Problem to solve. Output all lines exactly, with nothing added or dropped.

★ ★ ★

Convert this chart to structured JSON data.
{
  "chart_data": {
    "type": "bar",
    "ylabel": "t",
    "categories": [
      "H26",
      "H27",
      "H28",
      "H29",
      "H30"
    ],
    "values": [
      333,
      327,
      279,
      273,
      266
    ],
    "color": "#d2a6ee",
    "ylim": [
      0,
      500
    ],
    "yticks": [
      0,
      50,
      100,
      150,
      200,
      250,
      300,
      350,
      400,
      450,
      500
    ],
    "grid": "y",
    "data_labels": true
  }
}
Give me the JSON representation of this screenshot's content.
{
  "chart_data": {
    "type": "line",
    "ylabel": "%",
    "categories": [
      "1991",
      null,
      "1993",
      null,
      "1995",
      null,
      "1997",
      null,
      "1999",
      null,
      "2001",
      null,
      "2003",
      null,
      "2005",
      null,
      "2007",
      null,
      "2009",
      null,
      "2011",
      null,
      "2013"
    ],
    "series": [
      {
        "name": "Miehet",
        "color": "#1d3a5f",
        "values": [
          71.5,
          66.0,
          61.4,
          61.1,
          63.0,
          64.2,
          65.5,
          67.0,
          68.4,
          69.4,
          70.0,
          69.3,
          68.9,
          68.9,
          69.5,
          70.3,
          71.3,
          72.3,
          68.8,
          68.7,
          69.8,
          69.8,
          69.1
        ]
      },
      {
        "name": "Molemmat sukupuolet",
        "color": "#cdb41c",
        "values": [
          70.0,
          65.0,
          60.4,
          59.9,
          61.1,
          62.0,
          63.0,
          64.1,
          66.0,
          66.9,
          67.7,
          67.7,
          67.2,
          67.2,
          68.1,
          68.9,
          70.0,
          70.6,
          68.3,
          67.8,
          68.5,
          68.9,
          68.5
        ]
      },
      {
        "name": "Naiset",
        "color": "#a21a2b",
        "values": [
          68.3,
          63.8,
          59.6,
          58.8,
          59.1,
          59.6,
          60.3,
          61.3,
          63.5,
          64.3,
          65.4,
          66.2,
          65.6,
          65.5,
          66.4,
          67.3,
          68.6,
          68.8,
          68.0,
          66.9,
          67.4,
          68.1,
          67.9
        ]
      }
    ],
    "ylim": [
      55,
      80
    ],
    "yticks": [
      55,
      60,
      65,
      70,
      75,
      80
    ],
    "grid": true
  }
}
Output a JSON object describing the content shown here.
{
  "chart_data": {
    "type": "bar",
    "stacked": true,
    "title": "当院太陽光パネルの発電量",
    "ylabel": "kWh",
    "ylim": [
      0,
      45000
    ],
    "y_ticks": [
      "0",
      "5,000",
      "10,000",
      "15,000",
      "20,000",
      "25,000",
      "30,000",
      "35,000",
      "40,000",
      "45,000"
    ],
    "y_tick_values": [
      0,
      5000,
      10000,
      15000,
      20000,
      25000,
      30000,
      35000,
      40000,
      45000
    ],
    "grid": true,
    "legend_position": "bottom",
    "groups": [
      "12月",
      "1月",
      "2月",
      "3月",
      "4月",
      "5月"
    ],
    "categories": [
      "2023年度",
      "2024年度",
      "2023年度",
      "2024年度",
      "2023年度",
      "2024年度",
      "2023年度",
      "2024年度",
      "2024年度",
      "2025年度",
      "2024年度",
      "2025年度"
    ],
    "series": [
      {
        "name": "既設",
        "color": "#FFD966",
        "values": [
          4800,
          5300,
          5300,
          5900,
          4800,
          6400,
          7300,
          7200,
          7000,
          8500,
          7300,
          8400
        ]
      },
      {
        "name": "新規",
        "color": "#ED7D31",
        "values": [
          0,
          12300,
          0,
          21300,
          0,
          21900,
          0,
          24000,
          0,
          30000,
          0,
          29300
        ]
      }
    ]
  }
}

★ ★ ★

Solution to the exercise.
Convert this chart to structured JSON data.
{
  "chart_data": {
    "type": "bar",
    "ylabel": "t",
    "categories": [
      "H26",
      "H27",
      "H28",
      "H29",
      "H30"
    ],
    "values": [
      333,
      327,
      279,
      273,
      266
    ],
    "color": "#d2a6ee",
    "ylim": [
      0,
      500
    ],
    "yticks": [
      0,
      50,
      100,
      150,
      200,
      250,
      300,
      350,
      400,
      450,
      500
    ],
    "grid": "y",
    "data_labels": true
  }
}
Give me the JSON representation of this screenshot's content.
{
  "chart_data": {
    "type": "line",
    "ylabel": "%",
    "categories": [
      "1991",
      null,
      "1993",
      null,
      "1995",
      null,
      "1997",
      null,
      "1999",
      null,
      "2001",
      null,
      "2003",
      null,
      "2005",
      null,
      "2007",
      null,
      "2009",
      null,
      "2011",
      null,
      "2013"
    ],
    "series": [
      {
        "name": "Miehet",
        "color": "#1d3a5f",
        "values": [
          71.5,
          66.0,
          61.4,
          61.1,
          63.0,
          64.2,
          65.5,
          67.0,
          68.4,
          69.4,
          70.0,
          69.3,
          68.9,
          68.9,
          69.5,
          70.3,
          71.3,
          72.3,
          68.8,
          68.7,
          69.8,
          69.8,
          69.1
        ]
      },
      {
        "name": "Molemmat sukupuolet",
        "color": "#cdb41c",
        "values": [
          70.0,
          65.0,
          60.4,
          59.9,
          61.1,
          62.0,
          63.0,
          64.1,
          66.0,
          66.9,
          67.7,
          67.7,
          67.2,
          67.2,
          68.1,
          68.9,
          70.0,
          70.6,
          68.3,
          67.8,
          68.5,
          68.9,
          68.5
        ]
      },
      {
        "name": "Naiset",
        "color": "#a21a2b",
        "values": [
          68.3,
          63.8,
          59.6,
          58.8,
          59.1,
          59.6,
          60.3,
          61.3,
          63.5,
          64.3,
          65.4,
          66.2,
          65.6,
          65.5,
          66.4,
          67.3,
          68.6,
          68.8,
          68.0,
          66.9,
          67.4,
          68.1,
          67.9
        ]
      }
    ],
    "ylim": [
      55,
      80
    ],
    "yticks": [
      55,
      60,
      65,
      70,
      75,
      80
    ],
    "grid": true
  }
}
Output a JSON object describing the content shown here.
{
  "chart_data": {
    "type": "bar",
    "stacked": true,
    "title": "当院太陽光パネルの発電量",
    "ylabel": "kWh",
    "ylim": [
      0,
      45000
    ],
    "y_ticks": [
      "0",
      "5,000",
      "10,000",
      "15,000",
      "20,000",
      "25,000",
      "30,000",
      "35,000",
      "40,000",
      "45,000"
    ],
    "y_tick_values": [
      0,
      5000,
      10000,
      15000,
      20000,
      25000,
      30000,
      35000,
      40000,
      45000
    ],
    "grid": true,
    "legend_position": "bottom",
    "groups": [
      "12月",
      "1月",
      "2月",
      "3月",
      "4月",
      "5月"
    ],
    "categories": [
      "2023年度",
      "2024年度",
      "2023年度",
      "2024年度",
      "2023年度",
      "2024年度",
      "2023年度",
      "2024年度",
      "2024年度",
      "2025年度",
      "2024年度",
      "2025年度"
    ],
    "series": [
      {
        "name": "既設",
        "color": "#FFD966",
        "values": [
          4800,
          5300,
          5300,
          5900,
          4800,
          6400,
          7300,
          7200,
          7000,
          8500,
          7300,
          8400
        ]
      },
      {
        "name": "新規",
        "color": "#ED7D31",
        "values": [
          0,
          12300,
          0,
          21300,
          0,
          21900,
          0,
          24000,
          0,
          30000,
          0,
          29300
        ]
      }
    ]
  }
}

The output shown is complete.